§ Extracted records
****************
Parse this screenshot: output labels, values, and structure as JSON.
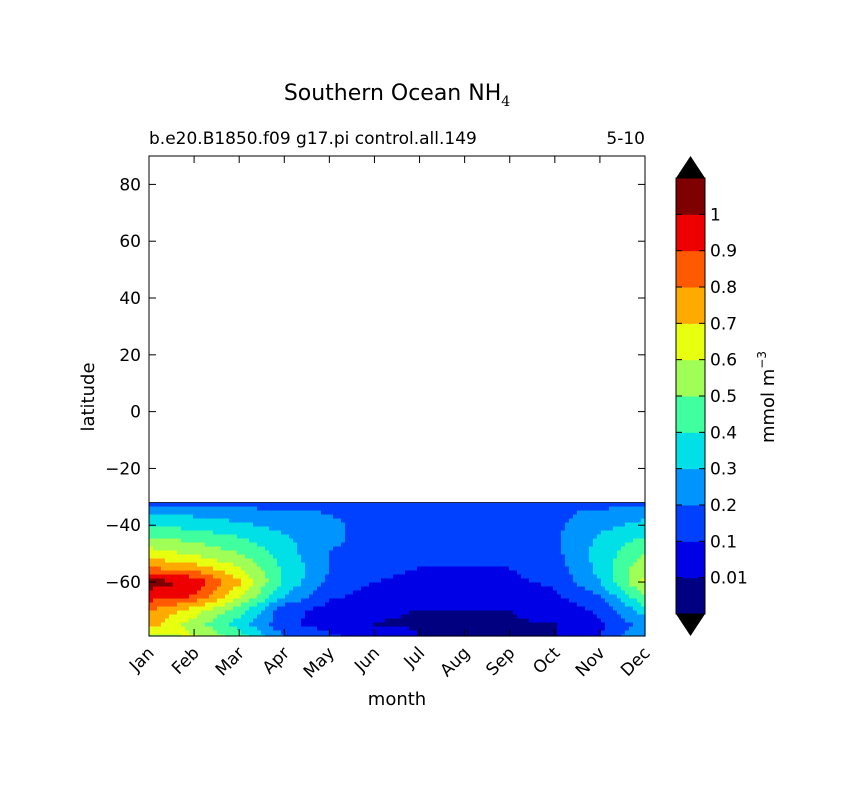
{
  "chart_data": {
    "type": "contour",
    "title": "Southern Ocean NH",
    "title_subscript": "4",
    "subtitle_left": "b.e20.B1850.f09 g17.pi control.all.149",
    "subtitle_right": "5-10",
    "xlabel": "month",
    "ylabel": "latitude",
    "x_ticks": [
      "Jan",
      "Feb",
      "Mar",
      "Apr",
      "May",
      "Jun",
      "Jul",
      "Aug",
      "Sep",
      "Oct",
      "Nov",
      "Dec"
    ],
    "y_ticks": [
      80,
      60,
      40,
      20,
      0,
      -20,
      -40,
      -60
    ],
    "ylim": [
      -79,
      90
    ],
    "data_lat_range": [
      -79,
      -32
    ],
    "colorbar": {
      "label": "mmol m",
      "label_superscript": "−3",
      "levels": [
        0.01,
        0.1,
        0.2,
        0.3,
        0.4,
        0.5,
        0.6,
        0.7,
        0.8,
        0.9,
        1
      ],
      "level_labels": [
        "0.01",
        "0.1",
        "0.2",
        "0.3",
        "0.4",
        "0.5",
        "0.6",
        "0.7",
        "0.8",
        "0.9",
        "1"
      ],
      "colors": [
        "#000080",
        "#0000e6",
        "#0040ff",
        "#0094ff",
        "#00e0e6",
        "#40ff9f",
        "#a0ff56",
        "#e8ff10",
        "#ffaa00",
        "#ff5a00",
        "#ee0000",
        "#7f0000"
      ],
      "extend": "both",
      "extend_color": "#000000"
    },
    "field_description": {
      "lat_grid": [
        -79,
        -75,
        -70,
        -65,
        -60,
        -55,
        -50,
        -45,
        -40,
        -35,
        -32
      ],
      "month_index": [
        0,
        1,
        2,
        3,
        4,
        5,
        6,
        7,
        8,
        9,
        10,
        11
      ],
      "values": [
        [
          0.55,
          0.62,
          0.45,
          0.2,
          0.12,
          0.06,
          0.008,
          0.008,
          0.008,
          0.008,
          0.1,
          0.3
        ],
        [
          0.75,
          0.55,
          0.35,
          0.12,
          0.06,
          0.008,
          0.005,
          0.005,
          0.005,
          0.005,
          0.08,
          0.25
        ],
        [
          0.8,
          0.65,
          0.45,
          0.14,
          0.06,
          0.02,
          0.008,
          0.008,
          0.008,
          0.04,
          0.12,
          0.35
        ],
        [
          0.95,
          0.9,
          0.62,
          0.3,
          0.12,
          0.06,
          0.04,
          0.03,
          0.04,
          0.08,
          0.2,
          0.5
        ],
        [
          1.05,
          0.98,
          0.72,
          0.38,
          0.18,
          0.1,
          0.08,
          0.08,
          0.08,
          0.12,
          0.3,
          0.62
        ],
        [
          0.8,
          0.75,
          0.6,
          0.38,
          0.2,
          0.12,
          0.1,
          0.1,
          0.1,
          0.15,
          0.33,
          0.58
        ],
        [
          0.65,
          0.58,
          0.5,
          0.35,
          0.2,
          0.14,
          0.12,
          0.12,
          0.12,
          0.17,
          0.34,
          0.5
        ],
        [
          0.52,
          0.48,
          0.42,
          0.32,
          0.22,
          0.16,
          0.14,
          0.14,
          0.14,
          0.18,
          0.32,
          0.42
        ],
        [
          0.4,
          0.36,
          0.32,
          0.26,
          0.22,
          0.17,
          0.15,
          0.15,
          0.15,
          0.18,
          0.27,
          0.33
        ],
        [
          0.28,
          0.26,
          0.24,
          0.22,
          0.19,
          0.16,
          0.15,
          0.15,
          0.15,
          0.17,
          0.22,
          0.26
        ],
        [
          0.14,
          0.13,
          0.13,
          0.12,
          0.12,
          0.11,
          0.11,
          0.11,
          0.11,
          0.12,
          0.13,
          0.14
        ]
      ]
    }
  }
}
****************
§ Goal
Return the material word for word. Pictures are not part of the copy.

§ Finished exercise
Parse this screenshot: output labels, values, and structure as JSON.
{
  "chart_data": {
    "type": "contour",
    "title": "Southern Ocean NH",
    "title_subscript": "4",
    "subtitle_left": "b.e20.B1850.f09 g17.pi control.all.149",
    "subtitle_right": "5-10",
    "xlabel": "month",
    "ylabel": "latitude",
    "x_ticks": [
      "Jan",
      "Feb",
      "Mar",
      "Apr",
      "May",
      "Jun",
      "Jul",
      "Aug",
      "Sep",
      "Oct",
      "Nov",
      "Dec"
    ],
    "y_ticks": [
      80,
      60,
      40,
      20,
      0,
      -20,
      -40,
      -60
    ],
    "ylim": [
      -79,
      90
    ],
    "data_lat_range": [
      -79,
      -32
    ],
    "colorbar": {
      "label": "mmol m",
      "label_superscript": "−3",
      "levels": [
        0.01,
        0.1,
        0.2,
        0.3,
        0.4,
        0.5,
        0.6,
        0.7,
        0.8,
        0.9,
        1
      ],
      "level_labels": [
        "0.01",
        "0.1",
        "0.2",
        "0.3",
        "0.4",
        "0.5",
        "0.6",
        "0.7",
        "0.8",
        "0.9",
        "1"
      ],
      "colors": [
        "#000080",
        "#0000e6",
        "#0040ff",
        "#0094ff",
        "#00e0e6",
        "#40ff9f",
        "#a0ff56",
        "#e8ff10",
        "#ffaa00",
        "#ff5a00",
        "#ee0000",
        "#7f0000"
      ],
      "extend": "both",
      "extend_color": "#000000"
    },
    "field_description": {
      "lat_grid": [
        -79,
        -75,
        -70,
        -65,
        -60,
        -55,
        -50,
        -45,
        -40,
        -35,
        -32
      ],
      "month_index": [
        0,
        1,
        2,
        3,
        4,
        5,
        6,
        7,
        8,
        9,
        10,
        11
      ],
      "values": [
        [
          0.55,
          0.62,
          0.45,
          0.2,
          0.12,
          0.06,
          0.008,
          0.008,
          0.008,
          0.008,
          0.1,
          0.3
        ],
        [
          0.75,
          0.55,
          0.35,
          0.12,
          0.06,
          0.008,
          0.005,
          0.005,
          0.005,
          0.005,
          0.08,
          0.25
        ],
        [
          0.8,
          0.65,
          0.45,
          0.14,
          0.06,
          0.02,
          0.008,
          0.008,
          0.008,
          0.04,
          0.12,
          0.35
        ],
        [
          0.95,
          0.9,
          0.62,
          0.3,
          0.12,
          0.06,
          0.04,
          0.03,
          0.04,
          0.08,
          0.2,
          0.5
        ],
        [
          1.05,
          0.98,
          0.72,
          0.38,
          0.18,
          0.1,
          0.08,
          0.08,
          0.08,
          0.12,
          0.3,
          0.62
        ],
        [
          0.8,
          0.75,
          0.6,
          0.38,
          0.2,
          0.12,
          0.1,
          0.1,
          0.1,
          0.15,
          0.33,
          0.58
        ],
        [
          0.65,
          0.58,
          0.5,
          0.35,
          0.2,
          0.14,
          0.12,
          0.12,
          0.12,
          0.17,
          0.34,
          0.5
        ],
        [
          0.52,
          0.48,
          0.42,
          0.32,
          0.22,
          0.16,
          0.14,
          0.14,
          0.14,
          0.18,
          0.32,
          0.42
        ],
        [
          0.4,
          0.36,
          0.32,
          0.26,
          0.22,
          0.17,
          0.15,
          0.15,
          0.15,
          0.18,
          0.27,
          0.33
        ],
        [
          0.28,
          0.26,
          0.24,
          0.22,
          0.19,
          0.16,
          0.15,
          0.15,
          0.15,
          0.17,
          0.22,
          0.26
        ],
        [
          0.14,
          0.13,
          0.13,
          0.12,
          0.12,
          0.11,
          0.11,
          0.11,
          0.11,
          0.12,
          0.13,
          0.14
        ]
      ]
    }
  }
}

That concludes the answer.